=== Your task ===
Reproduce each record below exactly as written.

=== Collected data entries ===
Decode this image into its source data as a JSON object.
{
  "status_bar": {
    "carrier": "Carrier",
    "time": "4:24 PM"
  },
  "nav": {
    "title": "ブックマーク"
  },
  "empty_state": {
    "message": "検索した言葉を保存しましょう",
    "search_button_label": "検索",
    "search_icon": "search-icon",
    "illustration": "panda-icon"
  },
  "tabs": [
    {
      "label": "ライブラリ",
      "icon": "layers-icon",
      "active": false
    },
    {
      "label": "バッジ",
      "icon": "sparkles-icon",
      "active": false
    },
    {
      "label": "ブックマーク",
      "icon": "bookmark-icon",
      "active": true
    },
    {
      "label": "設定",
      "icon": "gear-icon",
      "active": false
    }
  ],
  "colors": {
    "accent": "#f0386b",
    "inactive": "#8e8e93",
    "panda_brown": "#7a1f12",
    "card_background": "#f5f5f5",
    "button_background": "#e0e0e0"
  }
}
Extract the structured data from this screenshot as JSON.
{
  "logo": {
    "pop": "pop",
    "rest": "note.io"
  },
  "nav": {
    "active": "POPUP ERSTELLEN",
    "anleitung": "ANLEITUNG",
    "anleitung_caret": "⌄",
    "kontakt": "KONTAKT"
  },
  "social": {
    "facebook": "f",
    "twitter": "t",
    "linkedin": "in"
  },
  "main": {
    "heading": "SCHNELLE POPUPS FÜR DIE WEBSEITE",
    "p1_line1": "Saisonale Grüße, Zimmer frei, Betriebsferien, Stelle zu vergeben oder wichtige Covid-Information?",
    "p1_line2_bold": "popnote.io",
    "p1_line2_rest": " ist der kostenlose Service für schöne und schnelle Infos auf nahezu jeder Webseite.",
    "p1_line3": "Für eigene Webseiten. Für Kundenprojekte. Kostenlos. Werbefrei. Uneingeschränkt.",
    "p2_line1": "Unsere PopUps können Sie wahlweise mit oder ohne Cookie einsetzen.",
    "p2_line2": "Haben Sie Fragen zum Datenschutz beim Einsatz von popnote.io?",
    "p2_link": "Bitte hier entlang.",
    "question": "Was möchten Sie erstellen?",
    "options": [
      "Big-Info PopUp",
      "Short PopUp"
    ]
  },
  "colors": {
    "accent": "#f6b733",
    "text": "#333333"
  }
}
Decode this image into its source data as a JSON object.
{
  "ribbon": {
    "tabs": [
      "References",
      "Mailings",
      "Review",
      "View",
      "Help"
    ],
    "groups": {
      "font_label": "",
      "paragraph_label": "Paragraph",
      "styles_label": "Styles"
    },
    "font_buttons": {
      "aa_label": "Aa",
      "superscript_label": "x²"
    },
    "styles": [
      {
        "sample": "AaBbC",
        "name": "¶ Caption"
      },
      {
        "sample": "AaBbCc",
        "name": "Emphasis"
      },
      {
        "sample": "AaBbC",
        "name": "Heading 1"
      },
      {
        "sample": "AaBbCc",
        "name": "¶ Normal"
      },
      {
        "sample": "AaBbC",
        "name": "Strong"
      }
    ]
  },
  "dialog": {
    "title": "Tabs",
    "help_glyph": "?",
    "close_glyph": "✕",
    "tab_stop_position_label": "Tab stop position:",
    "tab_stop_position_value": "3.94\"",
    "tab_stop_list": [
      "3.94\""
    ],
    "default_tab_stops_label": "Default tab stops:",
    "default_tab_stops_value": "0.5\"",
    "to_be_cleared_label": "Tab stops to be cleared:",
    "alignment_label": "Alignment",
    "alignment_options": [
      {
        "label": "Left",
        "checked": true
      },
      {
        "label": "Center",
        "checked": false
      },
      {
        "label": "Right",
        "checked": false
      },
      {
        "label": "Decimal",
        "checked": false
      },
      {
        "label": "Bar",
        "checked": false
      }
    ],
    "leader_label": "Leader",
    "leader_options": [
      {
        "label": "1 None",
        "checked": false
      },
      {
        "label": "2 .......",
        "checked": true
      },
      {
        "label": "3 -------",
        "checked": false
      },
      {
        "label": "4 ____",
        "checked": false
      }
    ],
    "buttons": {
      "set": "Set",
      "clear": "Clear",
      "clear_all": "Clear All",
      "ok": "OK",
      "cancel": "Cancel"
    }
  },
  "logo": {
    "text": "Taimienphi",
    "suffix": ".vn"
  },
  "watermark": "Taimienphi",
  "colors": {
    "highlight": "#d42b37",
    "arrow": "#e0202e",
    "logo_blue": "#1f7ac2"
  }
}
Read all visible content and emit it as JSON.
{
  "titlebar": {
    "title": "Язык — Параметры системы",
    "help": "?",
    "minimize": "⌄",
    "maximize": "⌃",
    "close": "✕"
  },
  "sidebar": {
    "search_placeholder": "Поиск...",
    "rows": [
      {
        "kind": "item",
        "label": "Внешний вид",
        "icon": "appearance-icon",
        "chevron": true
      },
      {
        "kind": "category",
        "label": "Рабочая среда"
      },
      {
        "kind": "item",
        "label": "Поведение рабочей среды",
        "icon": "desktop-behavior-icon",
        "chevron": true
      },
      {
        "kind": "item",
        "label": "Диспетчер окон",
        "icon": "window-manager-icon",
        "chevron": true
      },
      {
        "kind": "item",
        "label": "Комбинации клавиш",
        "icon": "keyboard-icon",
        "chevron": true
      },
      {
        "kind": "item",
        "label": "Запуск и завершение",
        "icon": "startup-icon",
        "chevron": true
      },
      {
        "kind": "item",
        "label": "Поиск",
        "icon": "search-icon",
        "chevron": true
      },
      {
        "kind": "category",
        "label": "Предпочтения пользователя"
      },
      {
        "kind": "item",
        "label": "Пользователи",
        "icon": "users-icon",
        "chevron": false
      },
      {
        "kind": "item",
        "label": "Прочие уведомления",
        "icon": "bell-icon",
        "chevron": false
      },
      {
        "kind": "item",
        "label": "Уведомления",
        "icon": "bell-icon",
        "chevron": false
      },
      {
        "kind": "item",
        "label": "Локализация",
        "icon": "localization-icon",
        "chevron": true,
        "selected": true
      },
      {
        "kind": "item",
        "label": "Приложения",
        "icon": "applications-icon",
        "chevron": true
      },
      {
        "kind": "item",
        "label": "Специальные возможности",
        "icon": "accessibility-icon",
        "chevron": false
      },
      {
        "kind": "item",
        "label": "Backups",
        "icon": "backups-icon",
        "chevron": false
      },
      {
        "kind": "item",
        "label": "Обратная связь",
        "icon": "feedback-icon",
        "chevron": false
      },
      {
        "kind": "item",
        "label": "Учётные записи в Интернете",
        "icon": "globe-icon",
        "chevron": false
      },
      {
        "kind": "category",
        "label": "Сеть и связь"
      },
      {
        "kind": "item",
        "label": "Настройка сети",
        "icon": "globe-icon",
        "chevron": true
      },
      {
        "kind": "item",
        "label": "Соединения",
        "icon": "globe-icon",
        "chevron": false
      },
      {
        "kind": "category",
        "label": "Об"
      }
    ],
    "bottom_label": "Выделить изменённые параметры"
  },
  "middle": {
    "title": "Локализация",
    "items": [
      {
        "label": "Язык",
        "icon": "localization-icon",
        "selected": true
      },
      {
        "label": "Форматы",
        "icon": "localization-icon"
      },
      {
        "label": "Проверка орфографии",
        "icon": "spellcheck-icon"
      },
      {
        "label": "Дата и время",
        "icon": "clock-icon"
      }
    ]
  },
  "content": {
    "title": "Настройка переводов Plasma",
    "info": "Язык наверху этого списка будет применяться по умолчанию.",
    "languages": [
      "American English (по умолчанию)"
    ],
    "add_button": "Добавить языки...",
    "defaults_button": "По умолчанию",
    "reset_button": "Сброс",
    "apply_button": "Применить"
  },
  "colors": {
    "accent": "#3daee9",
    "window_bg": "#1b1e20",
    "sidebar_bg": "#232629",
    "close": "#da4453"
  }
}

=== Finished exercise ===
Decode this image into its source data as a JSON object.
{
  "status_bar": {
    "carrier": "Carrier",
    "time": "4:24 PM"
  },
  "nav": {
    "title": "ブックマーク"
  },
  "empty_state": {
    "message": "検索した言葉を保存しましょう",
    "search_button_label": "検索",
    "search_icon": "search-icon",
    "illustration": "panda-icon"
  },
  "tabs": [
    {
      "label": "ライブラリ",
      "icon": "layers-icon",
      "active": false
    },
    {
      "label": "バッジ",
      "icon": "sparkles-icon",
      "active": false
    },
    {
      "label": "ブックマーク",
      "icon": "bookmark-icon",
      "active": true
    },
    {
      "label": "設定",
      "icon": "gear-icon",
      "active": false
    }
  ],
  "colors": {
    "accent": "#f0386b",
    "inactive": "#8e8e93",
    "panda_brown": "#7a1f12",
    "card_background": "#f5f5f5",
    "button_background": "#e0e0e0"
  }
}
Extract the structured data from this screenshot as JSON.
{
  "logo": {
    "pop": "pop",
    "rest": "note.io"
  },
  "nav": {
    "active": "POPUP ERSTELLEN",
    "anleitung": "ANLEITUNG",
    "anleitung_caret": "⌄",
    "kontakt": "KONTAKT"
  },
  "social": {
    "facebook": "f",
    "twitter": "t",
    "linkedin": "in"
  },
  "main": {
    "heading": "SCHNELLE POPUPS FÜR DIE WEBSEITE",
    "p1_line1": "Saisonale Grüße, Zimmer frei, Betriebsferien, Stelle zu vergeben oder wichtige Covid-Information?",
    "p1_line2_bold": "popnote.io",
    "p1_line2_rest": " ist der kostenlose Service für schöne und schnelle Infos auf nahezu jeder Webseite.",
    "p1_line3": "Für eigene Webseiten. Für Kundenprojekte. Kostenlos. Werbefrei. Uneingeschränkt.",
    "p2_line1": "Unsere PopUps können Sie wahlweise mit oder ohne Cookie einsetzen.",
    "p2_line2": "Haben Sie Fragen zum Datenschutz beim Einsatz von popnote.io?",
    "p2_link": "Bitte hier entlang.",
    "question": "Was möchten Sie erstellen?",
    "options": [
      "Big-Info PopUp",
      "Short PopUp"
    ]
  },
  "colors": {
    "accent": "#f6b733",
    "text": "#333333"
  }
}
Decode this image into its source data as a JSON object.
{
  "ribbon": {
    "tabs": [
      "References",
      "Mailings",
      "Review",
      "View",
      "Help"
    ],
    "groups": {
      "font_label": "",
      "paragraph_label": "Paragraph",
      "styles_label": "Styles"
    },
    "font_buttons": {
      "aa_label": "Aa",
      "superscript_label": "x²"
    },
    "styles": [
      {
        "sample": "AaBbC",
        "name": "¶ Caption"
      },
      {
        "sample": "AaBbCc",
        "name": "Emphasis"
      },
      {
        "sample": "AaBbC",
        "name": "Heading 1"
      },
      {
        "sample": "AaBbCc",
        "name": "¶ Normal"
      },
      {
        "sample": "AaBbC",
        "name": "Strong"
      }
    ]
  },
  "dialog": {
    "title": "Tabs",
    "help_glyph": "?",
    "close_glyph": "✕",
    "tab_stop_position_label": "Tab stop position:",
    "tab_stop_position_value": "3.94\"",
    "tab_stop_list": [
      "3.94\""
    ],
    "default_tab_stops_label": "Default tab stops:",
    "default_tab_stops_value": "0.5\"",
    "to_be_cleared_label": "Tab stops to be cleared:",
    "alignment_label": "Alignment",
    "alignment_options": [
      {
        "label": "Left",
        "checked": true
      },
      {
        "label": "Center",
        "checked": false
      },
      {
        "label": "Right",
        "checked": false
      },
      {
        "label": "Decimal",
        "checked": false
      },
      {
        "label": "Bar",
        "checked": false
      }
    ],
    "leader_label": "Leader",
    "leader_options": [
      {
        "label": "1 None",
        "checked": false
      },
      {
        "label": "2 .......",
        "checked": true
      },
      {
        "label": "3 -------",
        "checked": false
      },
      {
        "label": "4 ____",
        "checked": false
      }
    ],
    "buttons": {
      "set": "Set",
      "clear": "Clear",
      "clear_all": "Clear All",
      "ok": "OK",
      "cancel": "Cancel"
    }
  },
  "logo": {
    "text": "Taimienphi",
    "suffix": ".vn"
  },
  "watermark": "Taimienphi",
  "colors": {
    "highlight": "#d42b37",
    "arrow": "#e0202e",
    "logo_blue": "#1f7ac2"
  }
}
Read all visible content and emit it as JSON.
{
  "titlebar": {
    "title": "Язык — Параметры системы",
    "help": "?",
    "minimize": "⌄",
    "maximize": "⌃",
    "close": "✕"
  },
  "sidebar": {
    "search_placeholder": "Поиск...",
    "rows": [
      {
        "kind": "item",
        "label": "Внешний вид",
        "icon": "appearance-icon",
        "chevron": true
      },
      {
        "kind": "category",
        "label": "Рабочая среда"
      },
      {
        "kind": "item",
        "label": "Поведение рабочей среды",
        "icon": "desktop-behavior-icon",
        "chevron": true
      },
      {
        "kind": "item",
        "label": "Диспетчер окон",
        "icon": "window-manager-icon",
        "chevron": true
      },
      {
        "kind": "item",
        "label": "Комбинации клавиш",
        "icon": "keyboard-icon",
        "chevron": true
      },
      {
        "kind": "item",
        "label": "Запуск и завершение",
        "icon": "startup-icon",
        "chevron": true
      },
      {
        "kind": "item",
        "label": "Поиск",
        "icon": "search-icon",
        "chevron": true
      },
      {
        "kind": "category",
        "label": "Предпочтения пользователя"
      },
      {
        "kind": "item",
        "label": "Пользователи",
        "icon": "users-icon",
        "chevron": false
      },
      {
        "kind": "item",
        "label": "Прочие уведомления",
        "icon": "bell-icon",
        "chevron": false
      },
      {
        "kind": "item",
        "label": "Уведомления",
        "icon": "bell-icon",
        "chevron": false
      },
      {
        "kind": "item",
        "label": "Локализация",
        "icon": "localization-icon",
        "chevron": true,
        "selected": true
      },
      {
        "kind": "item",
        "label": "Приложения",
        "icon": "applications-icon",
        "chevron": true
      },
      {
        "kind": "item",
        "label": "Специальные возможности",
        "icon": "accessibility-icon",
        "chevron": false
      },
      {
        "kind": "item",
        "label": "Backups",
        "icon": "backups-icon",
        "chevron": false
      },
      {
        "kind": "item",
        "label": "Обратная связь",
        "icon": "feedback-icon",
        "chevron": false
      },
      {
        "kind": "item",
        "label": "Учётные записи в Интернете",
        "icon": "globe-icon",
        "chevron": false
      },
      {
        "kind": "category",
        "label": "Сеть и связь"
      },
      {
        "kind": "item",
        "label": "Настройка сети",
        "icon": "globe-icon",
        "chevron": true
      },
      {
        "kind": "item",
        "label": "Соединения",
        "icon": "globe-icon",
        "chevron": false
      },
      {
        "kind": "category",
        "label": "Об"
      }
    ],
    "bottom_label": "Выделить изменённые параметры"
  },
  "middle": {
    "title": "Локализация",
    "items": [
      {
        "label": "Язык",
        "icon": "localization-icon",
        "selected": true
      },
      {
        "label": "Форматы",
        "icon": "localization-icon"
      },
      {
        "label": "Проверка орфографии",
        "icon": "spellcheck-icon"
      },
      {
        "label": "Дата и время",
        "icon": "clock-icon"
      }
    ]
  },
  "content": {
    "title": "Настройка переводов Plasma",
    "info": "Язык наверху этого списка будет применяться по умолчанию.",
    "languages": [
      "American English (по умолчанию)"
    ],
    "add_button": "Добавить языки...",
    "defaults_button": "По умолчанию",
    "reset_button": "Сброс",
    "apply_button": "Применить"
  },
  "colors": {
    "accent": "#3daee9",
    "window_bg": "#1b1e20",
    "sidebar_bg": "#232629",
    "close": "#da4453"
  }
}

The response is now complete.